GOAL OF THE EXERCISE: Write out each line exactly as given. Leave the pictures out of your copy.

SOURCE RECORDS:
_ _ _ _ _

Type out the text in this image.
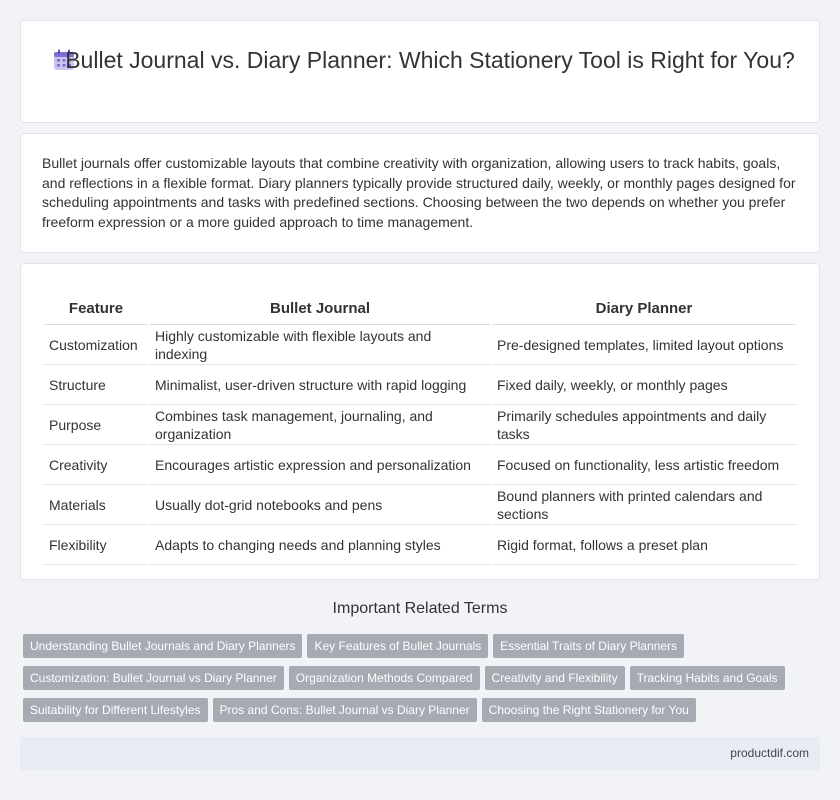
Bullet Journal vs. Diary Planner: Which Stationery Tool is Right for You?

Bullet journals offer customizable layouts that combine creativity with organization, allowing users to track habits, goals, and reflections in a flexible format. Diary planners typically provide structured daily, weekly, or monthly pages designed for scheduling appointments and tasks with predefined sections. Choosing between the two depends on whether you prefer freeform expression or a more guided approach to time management.

Feature	Bullet Journal	Diary Planner
Customization	Highly customizable with flexible layouts and indexing	Pre-designed templates, limited layout options
Structure	Minimalist, user-driven structure with rapid logging	Fixed daily, weekly, or monthly pages
Purpose	Combines task management, journaling, and organization	Primarily schedules appointments and daily tasks
Creativity	Encourages artistic expression and personalization	Focused on functionality, less artistic freedom
Materials	Usually dot-grid notebooks and pens	Bound planners with printed calendars and sections
Flexibility	Adapts to changing needs and planning styles	Rigid format, follows a preset plan
Important Related Terms
Understanding Bullet Journals and Diary Planners Key Features of Bullet Journals Essential Traits of Diary Planners
Customization: Bullet Journal vs Diary Planner Organization Methods Compared Creativity and Flexibility Tracking Habits and Goals
Suitability for Different Lifestyles Pros and Cons: Bullet Journal vs Diary Planner Choosing the Right Stationery for You
productdif.com
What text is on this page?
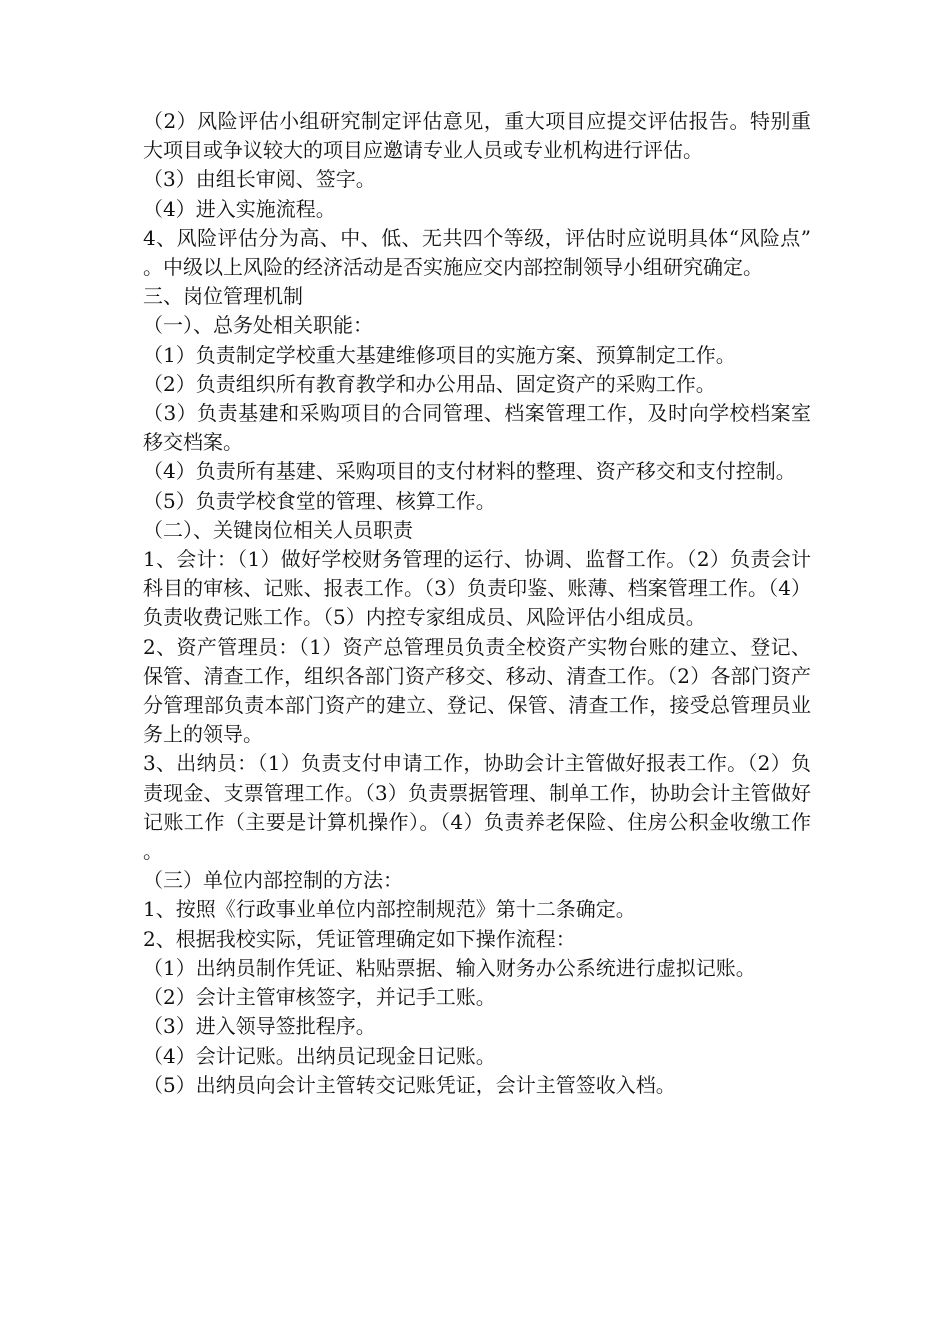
（2）风险评估小组研究制定评估意见，重大项目应提交评估报告。特别重大项目或争议较大的项目应邀请专业人员或专业机构进行评估。

（3）由组长审阅、签字。

（4）进入实施流程。

4、风险评估分为高、中、低、无共四个等级，评估时应说明具体“风险点”。中级以上风险的经济活动是否实施应交内部控制领导小组研究确定。

三、岗位管理机制

（一）、总务处相关职能：

（1）负责制定学校重大基建维修项目的实施方案、预算制定工作。

（2）负责组织所有教育教学和办公用品、固定资产的采购工作。

（3）负责基建和采购项目的合同管理、档案管理工作，及时向学校档案室移交档案。

（4）负责所有基建、采购项目的支付材料的整理、资产移交和支付控制。

（5）负责学校食堂的管理、核算工作。

（二）、关键岗位相关人员职责

1、会计：（1）做好学校财务管理的运行、协调、监督工作。（2）负责会计科目的审核、记账、报表工作。（3）负责印鉴、账薄、档案管理工作。（4）负责收费记账工作。（5）内控专家组成员、风险评估小组成员。

2、资产管理员：（1）资产总管理员负责全校资产实物台账的建立、登记、保管、清查工作，组织各部门资产移交、移动、清查工作。（2）各部门资产分管理部负责本部门资产的建立、登记、保管、清查工作，接受总管理员业务上的领导。

3、出纳员：（1）负责支付申请工作，协助会计主管做好报表工作。（2）负责现金、支票管理工作。（3）负责票据管理、制单工作，协助会计主管做好记账工作（主要是计算机操作）。（4）负责养老保险、住房公积金收缴工作。

（三）单位内部控制的方法：

1、按照《行政事业单位内部控制规范》第十二条确定。

2、根据我校实际，凭证管理确定如下操作流程：

（1）出纳员制作凭证、粘贴票据、输入财务办公系统进行虚拟记账。

（2）会计主管审核签字，并记手工账。

（3）进入领导签批程序。

（4）会计记账。出纳员记现金日记账。

（5）出纳员向会计主管转交记账凭证，会计主管签收入档。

_ _ _ _ _

FINISHED ANSWER:
Type out the text in this image.
Bullet Journal vs. Diary Planner: Which Stationery Tool is Right for You?

Bullet journals offer customizable layouts that combine creativity with organization, allowing users to track habits, goals, and reflections in a flexible format. Diary planners typically provide structured daily, weekly, or monthly pages designed for scheduling appointments and tasks with predefined sections. Choosing between the two depends on whether you prefer freeform expression or a more guided approach to time management.

Feature	Bullet Journal	Diary Planner
Customization	Highly customizable with flexible layouts and indexing	Pre-designed templates, limited layout options
Structure	Minimalist, user-driven structure with rapid logging	Fixed daily, weekly, or monthly pages
Purpose	Combines task management, journaling, and organization	Primarily schedules appointments and daily tasks
Creativity	Encourages artistic expression and personalization	Focused on functionality, less artistic freedom
Materials	Usually dot-grid notebooks and pens	Bound planners with printed calendars and sections
Flexibility	Adapts to changing needs and planning styles	Rigid format, follows a preset plan
Important Related Terms
Understanding Bullet Journals and Diary Planners Key Features of Bullet Journals Essential Traits of Diary Planners
Customization: Bullet Journal vs Diary Planner Organization Methods Compared Creativity and Flexibility Tracking Habits and Goals
Suitability for Different Lifestyles Pros and Cons: Bullet Journal vs Diary Planner Choosing the Right Stationery for You
productdif.com
What text is on this page?
（2）风险评估小组研究制定评估意见，重大项目应提交评估报告。特别重大项目或争议较大的项目应邀请专业人员或专业机构进行评估。

（3）由组长审阅、签字。

（4）进入实施流程。

4、风险评估分为高、中、低、无共四个等级，评估时应说明具体“风险点”。中级以上风险的经济活动是否实施应交内部控制领导小组研究确定。

三、岗位管理机制

（一）、总务处相关职能：

（1）负责制定学校重大基建维修项目的实施方案、预算制定工作。

（2）负责组织所有教育教学和办公用品、固定资产的采购工作。

（3）负责基建和采购项目的合同管理、档案管理工作，及时向学校档案室移交档案。

（4）负责所有基建、采购项目的支付材料的整理、资产移交和支付控制。

（5）负责学校食堂的管理、核算工作。

（二）、关键岗位相关人员职责

1、会计：（1）做好学校财务管理的运行、协调、监督工作。（2）负责会计科目的审核、记账、报表工作。（3）负责印鉴、账薄、档案管理工作。（4）负责收费记账工作。（5）内控专家组成员、风险评估小组成员。

2、资产管理员：（1）资产总管理员负责全校资产实物台账的建立、登记、保管、清查工作，组织各部门资产移交、移动、清查工作。（2）各部门资产分管理部负责本部门资产的建立、登记、保管、清查工作，接受总管理员业务上的领导。

3、出纳员：（1）负责支付申请工作，协助会计主管做好报表工作。（2）负责现金、支票管理工作。（3）负责票据管理、制单工作，协助会计主管做好记账工作（主要是计算机操作）。（4）负责养老保险、住房公积金收缴工作。

（三）单位内部控制的方法：

1、按照《行政事业单位内部控制规范》第十二条确定。

2、根据我校实际，凭证管理确定如下操作流程：

（1）出纳员制作凭证、粘贴票据、输入财务办公系统进行虚拟记账。

（2）会计主管审核签字，并记手工账。

（3）进入领导签批程序。

（4）会计记账。出纳员记现金日记账。

（5）出纳员向会计主管转交记账凭证，会计主管签收入档。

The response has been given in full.